Write the listing below out again exactly, dropping the images.

§ Task input:
=====

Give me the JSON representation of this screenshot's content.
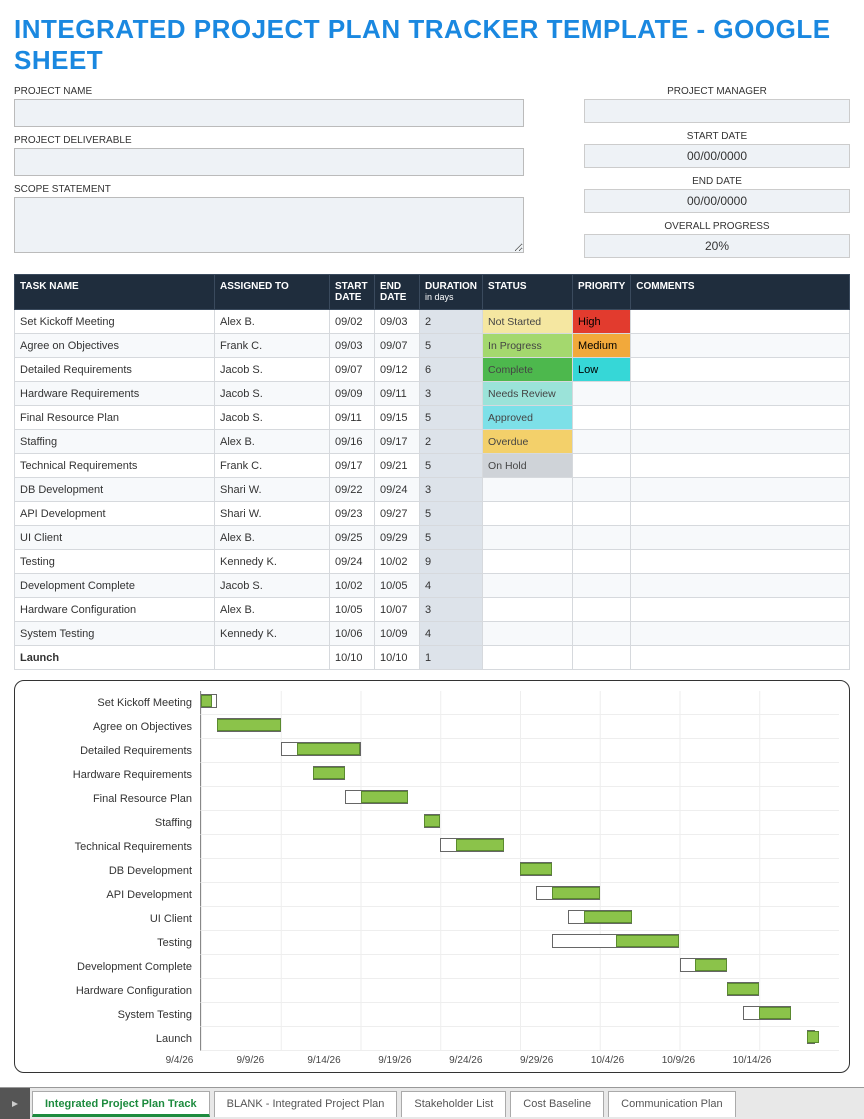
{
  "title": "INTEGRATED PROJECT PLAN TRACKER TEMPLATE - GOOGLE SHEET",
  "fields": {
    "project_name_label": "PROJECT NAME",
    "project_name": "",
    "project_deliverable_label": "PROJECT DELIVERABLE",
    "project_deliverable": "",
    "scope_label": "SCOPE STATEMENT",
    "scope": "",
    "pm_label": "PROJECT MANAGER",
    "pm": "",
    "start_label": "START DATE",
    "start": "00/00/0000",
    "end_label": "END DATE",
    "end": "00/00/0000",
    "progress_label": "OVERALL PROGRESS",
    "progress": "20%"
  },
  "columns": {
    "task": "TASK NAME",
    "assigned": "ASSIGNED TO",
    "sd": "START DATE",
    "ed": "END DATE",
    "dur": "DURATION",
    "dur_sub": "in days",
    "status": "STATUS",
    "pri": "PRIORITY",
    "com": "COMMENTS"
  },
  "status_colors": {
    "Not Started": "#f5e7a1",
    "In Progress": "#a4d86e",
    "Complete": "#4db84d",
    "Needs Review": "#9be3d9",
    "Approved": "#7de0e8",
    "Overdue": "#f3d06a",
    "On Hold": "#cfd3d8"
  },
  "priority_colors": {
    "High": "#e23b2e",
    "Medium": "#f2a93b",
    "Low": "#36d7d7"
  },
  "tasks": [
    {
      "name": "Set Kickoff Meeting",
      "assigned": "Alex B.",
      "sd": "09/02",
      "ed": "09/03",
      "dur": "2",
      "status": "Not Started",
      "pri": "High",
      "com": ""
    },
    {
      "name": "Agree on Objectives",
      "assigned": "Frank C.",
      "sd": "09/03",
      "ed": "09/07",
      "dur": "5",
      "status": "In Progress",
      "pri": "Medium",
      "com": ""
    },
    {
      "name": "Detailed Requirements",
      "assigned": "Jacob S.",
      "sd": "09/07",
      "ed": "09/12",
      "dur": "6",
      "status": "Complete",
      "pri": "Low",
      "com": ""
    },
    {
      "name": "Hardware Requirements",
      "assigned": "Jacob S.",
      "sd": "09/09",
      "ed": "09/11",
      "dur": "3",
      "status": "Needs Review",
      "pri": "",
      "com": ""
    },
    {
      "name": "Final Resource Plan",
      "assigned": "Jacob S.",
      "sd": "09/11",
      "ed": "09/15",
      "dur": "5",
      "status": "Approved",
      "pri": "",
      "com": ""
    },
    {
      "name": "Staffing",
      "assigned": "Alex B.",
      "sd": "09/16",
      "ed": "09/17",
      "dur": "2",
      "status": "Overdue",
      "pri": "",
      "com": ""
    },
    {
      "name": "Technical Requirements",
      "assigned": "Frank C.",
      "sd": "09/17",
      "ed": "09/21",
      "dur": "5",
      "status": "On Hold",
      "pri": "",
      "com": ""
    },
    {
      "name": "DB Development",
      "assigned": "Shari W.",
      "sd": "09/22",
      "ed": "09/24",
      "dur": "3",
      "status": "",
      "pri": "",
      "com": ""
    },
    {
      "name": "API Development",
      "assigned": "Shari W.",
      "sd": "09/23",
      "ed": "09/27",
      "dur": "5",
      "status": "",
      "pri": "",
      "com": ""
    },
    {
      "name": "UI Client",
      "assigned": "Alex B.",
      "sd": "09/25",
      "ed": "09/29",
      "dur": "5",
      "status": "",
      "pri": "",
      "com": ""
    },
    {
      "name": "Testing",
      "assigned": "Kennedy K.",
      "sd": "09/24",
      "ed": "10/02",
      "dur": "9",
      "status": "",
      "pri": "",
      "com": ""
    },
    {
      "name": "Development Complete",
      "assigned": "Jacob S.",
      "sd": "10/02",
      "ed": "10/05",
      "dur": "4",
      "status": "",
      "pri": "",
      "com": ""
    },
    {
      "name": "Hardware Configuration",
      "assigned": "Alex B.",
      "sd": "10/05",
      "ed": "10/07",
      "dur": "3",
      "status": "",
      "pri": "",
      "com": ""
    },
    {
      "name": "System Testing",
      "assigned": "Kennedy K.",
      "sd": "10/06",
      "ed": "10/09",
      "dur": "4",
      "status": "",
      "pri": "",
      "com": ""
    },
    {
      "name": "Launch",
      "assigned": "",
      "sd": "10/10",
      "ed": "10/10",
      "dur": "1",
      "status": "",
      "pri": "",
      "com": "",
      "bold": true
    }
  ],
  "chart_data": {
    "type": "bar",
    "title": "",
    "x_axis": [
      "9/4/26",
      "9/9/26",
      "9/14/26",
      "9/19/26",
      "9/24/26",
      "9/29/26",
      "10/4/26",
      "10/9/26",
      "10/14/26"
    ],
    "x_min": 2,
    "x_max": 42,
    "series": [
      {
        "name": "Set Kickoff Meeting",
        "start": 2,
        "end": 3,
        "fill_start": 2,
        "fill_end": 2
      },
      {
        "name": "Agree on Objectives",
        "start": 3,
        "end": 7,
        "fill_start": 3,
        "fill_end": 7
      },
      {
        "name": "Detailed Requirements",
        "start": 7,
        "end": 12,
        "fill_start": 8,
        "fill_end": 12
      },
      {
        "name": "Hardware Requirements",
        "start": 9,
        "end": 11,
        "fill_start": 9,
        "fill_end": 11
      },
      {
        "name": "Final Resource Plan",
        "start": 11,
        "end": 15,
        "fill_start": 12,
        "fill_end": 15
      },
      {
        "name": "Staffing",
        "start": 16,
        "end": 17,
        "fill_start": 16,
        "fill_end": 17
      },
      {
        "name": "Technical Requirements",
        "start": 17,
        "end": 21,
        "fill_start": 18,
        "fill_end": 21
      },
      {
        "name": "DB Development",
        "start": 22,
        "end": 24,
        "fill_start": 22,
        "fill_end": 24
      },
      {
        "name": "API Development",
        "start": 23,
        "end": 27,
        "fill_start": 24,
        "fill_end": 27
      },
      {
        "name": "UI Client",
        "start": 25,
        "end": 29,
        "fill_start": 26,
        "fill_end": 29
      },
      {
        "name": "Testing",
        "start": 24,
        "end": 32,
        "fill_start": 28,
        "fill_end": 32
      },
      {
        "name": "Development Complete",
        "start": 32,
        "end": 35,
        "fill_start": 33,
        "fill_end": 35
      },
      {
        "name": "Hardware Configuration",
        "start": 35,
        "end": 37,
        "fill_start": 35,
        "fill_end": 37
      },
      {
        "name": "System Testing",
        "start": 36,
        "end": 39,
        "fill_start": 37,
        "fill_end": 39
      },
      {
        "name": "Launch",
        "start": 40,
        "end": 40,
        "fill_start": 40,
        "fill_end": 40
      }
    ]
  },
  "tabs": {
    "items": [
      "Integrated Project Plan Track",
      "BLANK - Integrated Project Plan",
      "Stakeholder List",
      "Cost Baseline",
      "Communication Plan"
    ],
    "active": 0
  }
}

=====

§ The completed task:
Give me the JSON representation of this screenshot's content.
{
  "title": "INTEGRATED PROJECT PLAN TRACKER TEMPLATE - GOOGLE SHEET",
  "fields": {
    "project_name_label": "PROJECT NAME",
    "project_name": "",
    "project_deliverable_label": "PROJECT DELIVERABLE",
    "project_deliverable": "",
    "scope_label": "SCOPE STATEMENT",
    "scope": "",
    "pm_label": "PROJECT MANAGER",
    "pm": "",
    "start_label": "START DATE",
    "start": "00/00/0000",
    "end_label": "END DATE",
    "end": "00/00/0000",
    "progress_label": "OVERALL PROGRESS",
    "progress": "20%"
  },
  "columns": {
    "task": "TASK NAME",
    "assigned": "ASSIGNED TO",
    "sd": "START DATE",
    "ed": "END DATE",
    "dur": "DURATION",
    "dur_sub": "in days",
    "status": "STATUS",
    "pri": "PRIORITY",
    "com": "COMMENTS"
  },
  "status_colors": {
    "Not Started": "#f5e7a1",
    "In Progress": "#a4d86e",
    "Complete": "#4db84d",
    "Needs Review": "#9be3d9",
    "Approved": "#7de0e8",
    "Overdue": "#f3d06a",
    "On Hold": "#cfd3d8"
  },
  "priority_colors": {
    "High": "#e23b2e",
    "Medium": "#f2a93b",
    "Low": "#36d7d7"
  },
  "tasks": [
    {
      "name": "Set Kickoff Meeting",
      "assigned": "Alex B.",
      "sd": "09/02",
      "ed": "09/03",
      "dur": "2",
      "status": "Not Started",
      "pri": "High",
      "com": ""
    },
    {
      "name": "Agree on Objectives",
      "assigned": "Frank C.",
      "sd": "09/03",
      "ed": "09/07",
      "dur": "5",
      "status": "In Progress",
      "pri": "Medium",
      "com": ""
    },
    {
      "name": "Detailed Requirements",
      "assigned": "Jacob S.",
      "sd": "09/07",
      "ed": "09/12",
      "dur": "6",
      "status": "Complete",
      "pri": "Low",
      "com": ""
    },
    {
      "name": "Hardware Requirements",
      "assigned": "Jacob S.",
      "sd": "09/09",
      "ed": "09/11",
      "dur": "3",
      "status": "Needs Review",
      "pri": "",
      "com": ""
    },
    {
      "name": "Final Resource Plan",
      "assigned": "Jacob S.",
      "sd": "09/11",
      "ed": "09/15",
      "dur": "5",
      "status": "Approved",
      "pri": "",
      "com": ""
    },
    {
      "name": "Staffing",
      "assigned": "Alex B.",
      "sd": "09/16",
      "ed": "09/17",
      "dur": "2",
      "status": "Overdue",
      "pri": "",
      "com": ""
    },
    {
      "name": "Technical Requirements",
      "assigned": "Frank C.",
      "sd": "09/17",
      "ed": "09/21",
      "dur": "5",
      "status": "On Hold",
      "pri": "",
      "com": ""
    },
    {
      "name": "DB Development",
      "assigned": "Shari W.",
      "sd": "09/22",
      "ed": "09/24",
      "dur": "3",
      "status": "",
      "pri": "",
      "com": ""
    },
    {
      "name": "API Development",
      "assigned": "Shari W.",
      "sd": "09/23",
      "ed": "09/27",
      "dur": "5",
      "status": "",
      "pri": "",
      "com": ""
    },
    {
      "name": "UI Client",
      "assigned": "Alex B.",
      "sd": "09/25",
      "ed": "09/29",
      "dur": "5",
      "status": "",
      "pri": "",
      "com": ""
    },
    {
      "name": "Testing",
      "assigned": "Kennedy K.",
      "sd": "09/24",
      "ed": "10/02",
      "dur": "9",
      "status": "",
      "pri": "",
      "com": ""
    },
    {
      "name": "Development Complete",
      "assigned": "Jacob S.",
      "sd": "10/02",
      "ed": "10/05",
      "dur": "4",
      "status": "",
      "pri": "",
      "com": ""
    },
    {
      "name": "Hardware Configuration",
      "assigned": "Alex B.",
      "sd": "10/05",
      "ed": "10/07",
      "dur": "3",
      "status": "",
      "pri": "",
      "com": ""
    },
    {
      "name": "System Testing",
      "assigned": "Kennedy K.",
      "sd": "10/06",
      "ed": "10/09",
      "dur": "4",
      "status": "",
      "pri": "",
      "com": ""
    },
    {
      "name": "Launch",
      "assigned": "",
      "sd": "10/10",
      "ed": "10/10",
      "dur": "1",
      "status": "",
      "pri": "",
      "com": "",
      "bold": true
    }
  ],
  "chart_data": {
    "type": "bar",
    "title": "",
    "x_axis": [
      "9/4/26",
      "9/9/26",
      "9/14/26",
      "9/19/26",
      "9/24/26",
      "9/29/26",
      "10/4/26",
      "10/9/26",
      "10/14/26"
    ],
    "x_min": 2,
    "x_max": 42,
    "series": [
      {
        "name": "Set Kickoff Meeting",
        "start": 2,
        "end": 3,
        "fill_start": 2,
        "fill_end": 2
      },
      {
        "name": "Agree on Objectives",
        "start": 3,
        "end": 7,
        "fill_start": 3,
        "fill_end": 7
      },
      {
        "name": "Detailed Requirements",
        "start": 7,
        "end": 12,
        "fill_start": 8,
        "fill_end": 12
      },
      {
        "name": "Hardware Requirements",
        "start": 9,
        "end": 11,
        "fill_start": 9,
        "fill_end": 11
      },
      {
        "name": "Final Resource Plan",
        "start": 11,
        "end": 15,
        "fill_start": 12,
        "fill_end": 15
      },
      {
        "name": "Staffing",
        "start": 16,
        "end": 17,
        "fill_start": 16,
        "fill_end": 17
      },
      {
        "name": "Technical Requirements",
        "start": 17,
        "end": 21,
        "fill_start": 18,
        "fill_end": 21
      },
      {
        "name": "DB Development",
        "start": 22,
        "end": 24,
        "fill_start": 22,
        "fill_end": 24
      },
      {
        "name": "API Development",
        "start": 23,
        "end": 27,
        "fill_start": 24,
        "fill_end": 27
      },
      {
        "name": "UI Client",
        "start": 25,
        "end": 29,
        "fill_start": 26,
        "fill_end": 29
      },
      {
        "name": "Testing",
        "start": 24,
        "end": 32,
        "fill_start": 28,
        "fill_end": 32
      },
      {
        "name": "Development Complete",
        "start": 32,
        "end": 35,
        "fill_start": 33,
        "fill_end": 35
      },
      {
        "name": "Hardware Configuration",
        "start": 35,
        "end": 37,
        "fill_start": 35,
        "fill_end": 37
      },
      {
        "name": "System Testing",
        "start": 36,
        "end": 39,
        "fill_start": 37,
        "fill_end": 39
      },
      {
        "name": "Launch",
        "start": 40,
        "end": 40,
        "fill_start": 40,
        "fill_end": 40
      }
    ]
  },
  "tabs": {
    "items": [
      "Integrated Project Plan Track",
      "BLANK - Integrated Project Plan",
      "Stakeholder List",
      "Cost Baseline",
      "Communication Plan"
    ],
    "active": 0
  }
}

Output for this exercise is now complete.